Find every line containing the word "price" and report the count, nothing more.

WORKING DATA:
----------

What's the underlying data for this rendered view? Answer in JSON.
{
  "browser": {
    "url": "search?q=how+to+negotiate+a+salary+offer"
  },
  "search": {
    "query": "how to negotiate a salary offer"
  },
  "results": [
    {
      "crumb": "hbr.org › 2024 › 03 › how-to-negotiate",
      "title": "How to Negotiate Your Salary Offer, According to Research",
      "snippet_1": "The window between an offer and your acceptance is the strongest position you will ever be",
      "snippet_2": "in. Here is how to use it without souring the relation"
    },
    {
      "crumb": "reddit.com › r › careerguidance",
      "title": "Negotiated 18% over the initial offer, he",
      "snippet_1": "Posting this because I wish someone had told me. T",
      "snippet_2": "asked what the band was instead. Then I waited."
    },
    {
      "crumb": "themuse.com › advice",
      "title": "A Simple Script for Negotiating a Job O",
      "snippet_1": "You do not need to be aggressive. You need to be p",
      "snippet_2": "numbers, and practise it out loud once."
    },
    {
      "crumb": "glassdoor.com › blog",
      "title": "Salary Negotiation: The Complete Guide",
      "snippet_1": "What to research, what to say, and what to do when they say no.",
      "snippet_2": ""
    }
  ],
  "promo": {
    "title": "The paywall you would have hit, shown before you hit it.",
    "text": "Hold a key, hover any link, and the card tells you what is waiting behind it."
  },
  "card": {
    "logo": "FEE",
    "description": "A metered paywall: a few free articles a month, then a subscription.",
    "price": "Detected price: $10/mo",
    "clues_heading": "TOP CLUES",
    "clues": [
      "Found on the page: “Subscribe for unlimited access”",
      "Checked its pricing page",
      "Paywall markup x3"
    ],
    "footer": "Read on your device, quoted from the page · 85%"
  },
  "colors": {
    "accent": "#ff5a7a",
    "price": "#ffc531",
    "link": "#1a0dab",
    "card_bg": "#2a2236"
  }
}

----------

RESULT BELOW: 2